**What you are asked to do**
What you return must match the records word for word, except that images are dropped.

=== Section Start ===

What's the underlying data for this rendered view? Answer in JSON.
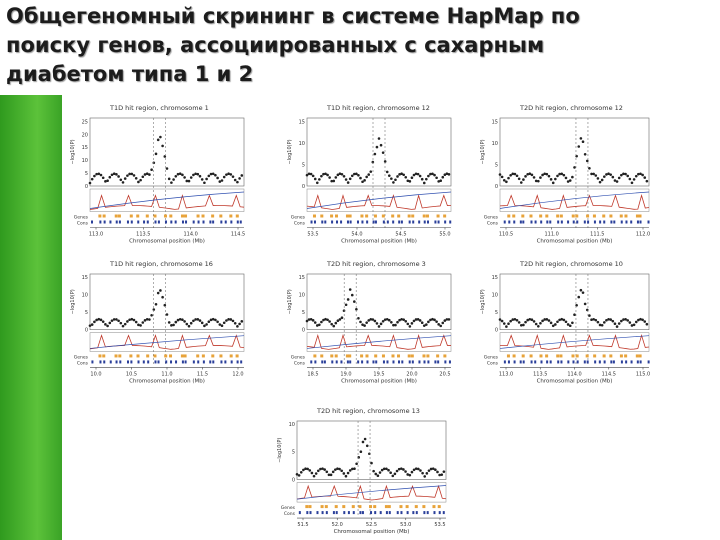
{
  "header": {
    "title_lines": [
      "Общегеномный скрининг в системе HapMap по",
      "поиску генов, ассоциированных с сахарным",
      "диабетом типа 1 и 2"
    ]
  },
  "figure": {
    "x_label": "Chromosomal position (Mb)",
    "y_label": "−log10(P)",
    "genes_label": "Genes",
    "cons_label": "Cons",
    "panels": [
      {
        "title": "T1D hit region, chromosome 1",
        "x_ticks": [
          "113.0",
          "113.5",
          "114.0",
          "114.5"
        ],
        "y_ticks": [
          "0",
          "5",
          "10",
          "15",
          "20",
          "25"
        ]
      },
      {
        "title": "T1D hit region, chromosome 12",
        "x_ticks": [
          "53.5",
          "54.0",
          "54.5",
          "55.0"
        ],
        "y_ticks": [
          "0",
          "5",
          "10",
          "15"
        ]
      },
      {
        "title": "T2D hit region, chromosome 12",
        "x_ticks": [
          "110.5",
          "111.0",
          "111.5",
          "112.0"
        ],
        "y_ticks": [
          "0",
          "5",
          "10",
          "15"
        ]
      },
      {
        "title": "T1D hit region, chromosome 16",
        "x_ticks": [
          "10.0",
          "10.5",
          "11.0",
          "11.5",
          "12.0"
        ],
        "y_ticks": [
          "0",
          "5",
          "10",
          "15"
        ]
      },
      {
        "title": "T2D hit region, chromosome 3",
        "x_ticks": [
          "18.5",
          "19.0",
          "19.5",
          "20.0",
          "20.5"
        ],
        "y_ticks": [
          "0",
          "5",
          "10",
          "15"
        ]
      },
      {
        "title": "T2D hit region, chromosome 10",
        "x_ticks": [
          "113.0",
          "113.5",
          "114.0",
          "114.5",
          "115.0"
        ],
        "y_ticks": [
          "0",
          "5",
          "10",
          "15"
        ]
      },
      {
        "title": "T2D hit region, chromosome 13",
        "x_ticks": [
          "51.5",
          "52.0",
          "52.5",
          "53.0",
          "53.5"
        ],
        "y_ticks": [
          "0",
          "5",
          "10"
        ]
      }
    ]
  }
}
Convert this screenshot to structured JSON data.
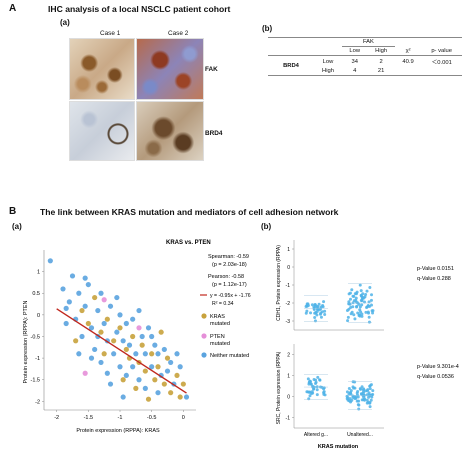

=== Section End ===

**Problem solution**
What's the underlying data for this rendered view? Answer in JSON.
{
  "header": {
    "title_lines": [
      "Общегеномный скрининг в системе HapMap по",
      "поиску генов, ассоциированных с сахарным",
      "диабетом типа 1 и 2"
    ]
  },
  "figure": {
    "x_label": "Chromosomal position (Mb)",
    "y_label": "−log10(P)",
    "genes_label": "Genes",
    "cons_label": "Cons",
    "panels": [
      {
        "title": "T1D hit region, chromosome 1",
        "x_ticks": [
          "113.0",
          "113.5",
          "114.0",
          "114.5"
        ],
        "y_ticks": [
          "0",
          "5",
          "10",
          "15",
          "20",
          "25"
        ]
      },
      {
        "title": "T1D hit region, chromosome 12",
        "x_ticks": [
          "53.5",
          "54.0",
          "54.5",
          "55.0"
        ],
        "y_ticks": [
          "0",
          "5",
          "10",
          "15"
        ]
      },
      {
        "title": "T2D hit region, chromosome 12",
        "x_ticks": [
          "110.5",
          "111.0",
          "111.5",
          "112.0"
        ],
        "y_ticks": [
          "0",
          "5",
          "10",
          "15"
        ]
      },
      {
        "title": "T1D hit region, chromosome 16",
        "x_ticks": [
          "10.0",
          "10.5",
          "11.0",
          "11.5",
          "12.0"
        ],
        "y_ticks": [
          "0",
          "5",
          "10",
          "15"
        ]
      },
      {
        "title": "T2D hit region, chromosome 3",
        "x_ticks": [
          "18.5",
          "19.0",
          "19.5",
          "20.0",
          "20.5"
        ],
        "y_ticks": [
          "0",
          "5",
          "10",
          "15"
        ]
      },
      {
        "title": "T2D hit region, chromosome 10",
        "x_ticks": [
          "113.0",
          "113.5",
          "114.0",
          "114.5",
          "115.0"
        ],
        "y_ticks": [
          "0",
          "5",
          "10",
          "15"
        ]
      },
      {
        "title": "T2D hit region, chromosome 13",
        "x_ticks": [
          "51.5",
          "52.0",
          "52.5",
          "53.0",
          "53.5"
        ],
        "y_ticks": [
          "0",
          "5",
          "10"
        ]
      }
    ]
  }
}
Convert this screenshot to structured JSON data.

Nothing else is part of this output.